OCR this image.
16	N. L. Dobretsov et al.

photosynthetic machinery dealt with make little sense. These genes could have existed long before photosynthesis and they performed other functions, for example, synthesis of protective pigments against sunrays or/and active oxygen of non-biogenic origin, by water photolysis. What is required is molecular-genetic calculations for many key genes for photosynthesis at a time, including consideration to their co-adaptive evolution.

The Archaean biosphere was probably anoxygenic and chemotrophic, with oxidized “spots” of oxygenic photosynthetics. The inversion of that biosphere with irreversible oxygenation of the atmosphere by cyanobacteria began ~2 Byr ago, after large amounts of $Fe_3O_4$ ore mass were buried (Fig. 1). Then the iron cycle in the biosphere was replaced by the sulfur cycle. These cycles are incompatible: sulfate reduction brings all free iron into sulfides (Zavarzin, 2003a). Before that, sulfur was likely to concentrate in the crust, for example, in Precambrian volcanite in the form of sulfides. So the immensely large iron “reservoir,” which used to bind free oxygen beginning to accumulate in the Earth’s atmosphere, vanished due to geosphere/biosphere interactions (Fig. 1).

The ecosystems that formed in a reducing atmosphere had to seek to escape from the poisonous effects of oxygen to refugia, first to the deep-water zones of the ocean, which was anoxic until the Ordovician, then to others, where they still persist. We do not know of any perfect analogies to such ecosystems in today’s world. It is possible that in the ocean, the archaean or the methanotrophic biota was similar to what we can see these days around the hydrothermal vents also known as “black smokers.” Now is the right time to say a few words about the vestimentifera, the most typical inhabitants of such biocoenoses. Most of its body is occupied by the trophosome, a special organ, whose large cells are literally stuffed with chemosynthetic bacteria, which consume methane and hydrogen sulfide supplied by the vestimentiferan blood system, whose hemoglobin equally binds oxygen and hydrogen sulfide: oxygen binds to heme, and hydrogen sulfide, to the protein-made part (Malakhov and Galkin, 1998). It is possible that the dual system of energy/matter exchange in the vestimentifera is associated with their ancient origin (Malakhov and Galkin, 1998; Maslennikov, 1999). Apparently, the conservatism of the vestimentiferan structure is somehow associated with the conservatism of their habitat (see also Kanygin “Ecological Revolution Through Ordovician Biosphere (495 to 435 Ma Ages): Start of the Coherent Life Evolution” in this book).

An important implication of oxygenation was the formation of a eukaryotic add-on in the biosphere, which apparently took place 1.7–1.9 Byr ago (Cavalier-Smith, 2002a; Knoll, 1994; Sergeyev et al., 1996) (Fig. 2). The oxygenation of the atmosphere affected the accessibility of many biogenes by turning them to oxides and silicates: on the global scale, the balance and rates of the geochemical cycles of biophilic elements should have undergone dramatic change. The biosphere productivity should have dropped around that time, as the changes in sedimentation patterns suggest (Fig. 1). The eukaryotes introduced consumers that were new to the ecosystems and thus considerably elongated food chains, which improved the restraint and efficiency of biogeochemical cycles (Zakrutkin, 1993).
————
→ WORK ORDER: Starting at the top, retype every line of the material above exactly.

→ ANSWER TO THIS EXERCISE:
OCR this image.
16	N. L. Dobretsov et al.

photosynthetic machinery dealt with make little sense. These genes could have existed long before photosynthesis and they performed other functions, for example, synthesis of protective pigments against sunrays or/and active oxygen of non-biogenic origin, by water photolysis. What is required is molecular-genetic calculations for many key genes for photosynthesis at a time, including consideration to their co-adaptive evolution.

The Archaean biosphere was probably anoxygenic and chemotrophic, with oxidized “spots” of oxygenic photosynthetics. The inversion of that biosphere with irreversible oxygenation of the atmosphere by cyanobacteria began ~2 Byr ago, after large amounts of $Fe_3O_4$ ore mass were buried (Fig. 1). Then the iron cycle in the biosphere was replaced by the sulfur cycle. These cycles are incompatible: sulfate reduction brings all free iron into sulfides (Zavarzin, 2003a). Before that, sulfur was likely to concentrate in the crust, for example, in Precambrian volcanite in the form of sulfides. So the immensely large iron “reservoir,” which used to bind free oxygen beginning to accumulate in the Earth’s atmosphere, vanished due to geosphere/biosphere interactions (Fig. 1).

The ecosystems that formed in a reducing atmosphere had to seek to escape from the poisonous effects of oxygen to refugia, first to the deep-water zones of the ocean, which was anoxic until the Ordovician, then to others, where they still persist. We do not know of any perfect analogies to such ecosystems in today’s world. It is possible that in the ocean, the archaean or the methanotrophic biota was similar to what we can see these days around the hydrothermal vents also known as “black smokers.” Now is the right time to say a few words about the vestimentifera, the most typical inhabitants of such biocoenoses. Most of its body is occupied by the trophosome, a special organ, whose large cells are literally stuffed with chemosynthetic bacteria, which consume methane and hydrogen sulfide supplied by the vestimentiferan blood system, whose hemoglobin equally binds oxygen and hydrogen sulfide: oxygen binds to heme, and hydrogen sulfide, to the protein-made part (Malakhov and Galkin, 1998). It is possible that the dual system of energy/matter exchange in the vestimentifera is associated with their ancient origin (Malakhov and Galkin, 1998; Maslennikov, 1999). Apparently, the conservatism of the vestimentiferan structure is somehow associated with the conservatism of their habitat (see also Kanygin “Ecological Revolution Through Ordovician Biosphere (495 to 435 Ma Ages): Start of the Coherent Life Evolution” in this book).

An important implication of oxygenation was the formation of a eukaryotic add-on in the biosphere, which apparently took place 1.7–1.9 Byr ago (Cavalier-Smith, 2002a; Knoll, 1994; Sergeyev et al., 1996) (Fig. 2). The oxygenation of the atmosphere affected the accessibility of many biogenes by turning them to oxides and silicates: on the global scale, the balance and rates of the geochemical cycles of biophilic elements should have undergone dramatic change. The biosphere productivity should have dropped around that time, as the changes in sedimentation patterns suggest (Fig. 1). The eukaryotes introduced consumers that were new to the ecosystems and thus considerably elongated food chains, which improved the restraint and efficiency of biogeochemical cycles (Zakrutkin, 1993).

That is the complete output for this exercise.